━━━ Data section ━━━

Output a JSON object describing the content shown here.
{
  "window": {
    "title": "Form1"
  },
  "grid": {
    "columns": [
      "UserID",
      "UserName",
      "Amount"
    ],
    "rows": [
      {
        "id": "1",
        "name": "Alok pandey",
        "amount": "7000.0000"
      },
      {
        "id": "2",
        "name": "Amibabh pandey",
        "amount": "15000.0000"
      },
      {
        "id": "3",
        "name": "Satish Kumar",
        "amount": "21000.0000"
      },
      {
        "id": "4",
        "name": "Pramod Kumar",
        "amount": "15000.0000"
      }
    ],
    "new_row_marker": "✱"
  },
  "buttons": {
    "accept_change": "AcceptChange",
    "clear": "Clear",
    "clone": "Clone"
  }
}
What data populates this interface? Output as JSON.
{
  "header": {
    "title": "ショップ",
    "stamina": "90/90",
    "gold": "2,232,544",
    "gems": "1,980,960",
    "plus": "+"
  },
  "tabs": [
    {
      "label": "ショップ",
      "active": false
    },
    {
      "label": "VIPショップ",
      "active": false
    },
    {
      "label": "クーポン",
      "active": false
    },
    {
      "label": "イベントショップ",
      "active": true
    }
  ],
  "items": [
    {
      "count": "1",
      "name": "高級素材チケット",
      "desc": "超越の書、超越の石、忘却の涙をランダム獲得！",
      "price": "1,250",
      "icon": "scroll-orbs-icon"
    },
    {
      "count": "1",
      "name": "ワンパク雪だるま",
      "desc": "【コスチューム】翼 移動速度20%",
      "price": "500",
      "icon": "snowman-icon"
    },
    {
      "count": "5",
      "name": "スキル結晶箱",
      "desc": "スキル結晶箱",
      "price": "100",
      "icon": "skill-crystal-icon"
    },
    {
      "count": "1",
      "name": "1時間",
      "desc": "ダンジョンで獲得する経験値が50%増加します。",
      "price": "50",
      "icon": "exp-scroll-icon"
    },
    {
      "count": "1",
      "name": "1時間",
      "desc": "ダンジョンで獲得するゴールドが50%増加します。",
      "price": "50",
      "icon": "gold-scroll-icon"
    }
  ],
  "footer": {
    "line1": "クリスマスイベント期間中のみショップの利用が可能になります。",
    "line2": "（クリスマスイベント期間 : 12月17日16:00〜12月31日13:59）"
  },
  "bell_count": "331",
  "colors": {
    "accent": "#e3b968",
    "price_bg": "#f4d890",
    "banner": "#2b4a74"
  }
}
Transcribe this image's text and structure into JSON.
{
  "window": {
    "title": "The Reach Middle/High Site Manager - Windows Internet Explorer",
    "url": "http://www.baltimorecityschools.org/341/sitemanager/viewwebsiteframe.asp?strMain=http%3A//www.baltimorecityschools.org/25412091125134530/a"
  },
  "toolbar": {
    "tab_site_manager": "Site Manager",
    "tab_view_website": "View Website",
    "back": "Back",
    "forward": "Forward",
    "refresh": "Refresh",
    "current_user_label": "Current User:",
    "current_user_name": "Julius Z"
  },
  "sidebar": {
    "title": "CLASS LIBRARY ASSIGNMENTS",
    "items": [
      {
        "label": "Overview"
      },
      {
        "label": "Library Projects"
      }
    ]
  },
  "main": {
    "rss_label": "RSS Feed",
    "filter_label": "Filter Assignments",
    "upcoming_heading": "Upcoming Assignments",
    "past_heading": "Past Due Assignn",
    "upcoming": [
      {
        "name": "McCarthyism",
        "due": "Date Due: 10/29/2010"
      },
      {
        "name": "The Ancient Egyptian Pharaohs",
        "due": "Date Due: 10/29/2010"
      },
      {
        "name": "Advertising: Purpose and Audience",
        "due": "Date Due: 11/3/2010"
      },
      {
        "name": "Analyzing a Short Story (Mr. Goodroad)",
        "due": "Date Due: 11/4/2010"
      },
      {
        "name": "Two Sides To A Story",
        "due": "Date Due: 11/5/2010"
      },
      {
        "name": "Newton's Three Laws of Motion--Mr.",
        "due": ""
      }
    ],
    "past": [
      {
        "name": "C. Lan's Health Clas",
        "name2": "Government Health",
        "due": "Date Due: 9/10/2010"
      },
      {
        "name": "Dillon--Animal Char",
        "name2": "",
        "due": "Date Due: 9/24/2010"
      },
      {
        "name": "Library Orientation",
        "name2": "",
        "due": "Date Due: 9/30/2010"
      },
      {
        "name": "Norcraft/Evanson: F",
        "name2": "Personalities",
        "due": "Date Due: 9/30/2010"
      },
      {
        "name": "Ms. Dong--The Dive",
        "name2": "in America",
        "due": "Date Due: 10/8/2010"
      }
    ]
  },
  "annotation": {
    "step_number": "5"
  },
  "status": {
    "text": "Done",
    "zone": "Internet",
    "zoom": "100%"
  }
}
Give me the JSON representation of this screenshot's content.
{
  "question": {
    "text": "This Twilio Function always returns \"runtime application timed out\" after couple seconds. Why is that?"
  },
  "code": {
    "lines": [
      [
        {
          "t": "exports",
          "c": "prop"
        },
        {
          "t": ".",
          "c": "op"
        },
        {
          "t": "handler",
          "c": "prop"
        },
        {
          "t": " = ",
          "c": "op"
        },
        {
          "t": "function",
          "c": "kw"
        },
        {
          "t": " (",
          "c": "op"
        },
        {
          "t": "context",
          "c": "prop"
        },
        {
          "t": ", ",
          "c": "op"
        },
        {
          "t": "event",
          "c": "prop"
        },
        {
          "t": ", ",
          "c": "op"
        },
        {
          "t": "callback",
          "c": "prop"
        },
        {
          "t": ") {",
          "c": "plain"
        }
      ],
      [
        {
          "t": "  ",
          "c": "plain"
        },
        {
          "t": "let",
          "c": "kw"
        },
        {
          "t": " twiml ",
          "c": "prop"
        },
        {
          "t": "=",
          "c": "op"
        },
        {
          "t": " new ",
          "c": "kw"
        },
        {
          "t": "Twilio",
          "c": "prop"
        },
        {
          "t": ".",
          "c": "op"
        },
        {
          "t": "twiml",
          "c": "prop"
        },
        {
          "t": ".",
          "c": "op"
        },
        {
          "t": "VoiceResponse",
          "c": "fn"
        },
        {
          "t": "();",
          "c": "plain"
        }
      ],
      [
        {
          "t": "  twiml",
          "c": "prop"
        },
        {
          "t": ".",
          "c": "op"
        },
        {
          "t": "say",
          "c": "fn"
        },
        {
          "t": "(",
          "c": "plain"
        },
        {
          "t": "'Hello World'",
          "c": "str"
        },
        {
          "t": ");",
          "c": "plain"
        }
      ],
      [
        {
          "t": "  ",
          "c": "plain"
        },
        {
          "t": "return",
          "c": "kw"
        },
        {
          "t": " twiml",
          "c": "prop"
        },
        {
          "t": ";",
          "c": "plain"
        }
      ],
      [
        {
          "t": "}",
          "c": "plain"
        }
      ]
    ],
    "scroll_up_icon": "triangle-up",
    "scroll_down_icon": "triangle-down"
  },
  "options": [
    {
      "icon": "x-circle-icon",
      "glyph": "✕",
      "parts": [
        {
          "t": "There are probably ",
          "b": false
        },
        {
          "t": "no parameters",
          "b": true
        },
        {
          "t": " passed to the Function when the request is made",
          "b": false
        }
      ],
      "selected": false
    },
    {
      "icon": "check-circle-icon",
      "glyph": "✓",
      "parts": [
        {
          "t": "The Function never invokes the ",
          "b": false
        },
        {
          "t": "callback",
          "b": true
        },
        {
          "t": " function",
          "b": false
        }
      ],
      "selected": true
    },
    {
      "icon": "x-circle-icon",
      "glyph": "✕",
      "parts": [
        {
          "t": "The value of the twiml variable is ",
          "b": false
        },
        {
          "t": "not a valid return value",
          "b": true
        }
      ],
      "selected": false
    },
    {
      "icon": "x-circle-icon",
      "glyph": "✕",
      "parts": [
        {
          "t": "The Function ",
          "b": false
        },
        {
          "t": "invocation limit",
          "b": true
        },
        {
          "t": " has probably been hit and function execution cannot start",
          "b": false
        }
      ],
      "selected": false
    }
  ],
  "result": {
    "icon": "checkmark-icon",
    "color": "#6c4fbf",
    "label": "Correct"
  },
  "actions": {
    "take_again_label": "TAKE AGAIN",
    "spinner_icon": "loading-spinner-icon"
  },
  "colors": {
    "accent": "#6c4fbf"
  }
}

━━━

Check each line of the records above for the string "Health", and report every line that has it.

### Task response
        "name": "C. Lan's Health Clas",
        "name2": "Government Health",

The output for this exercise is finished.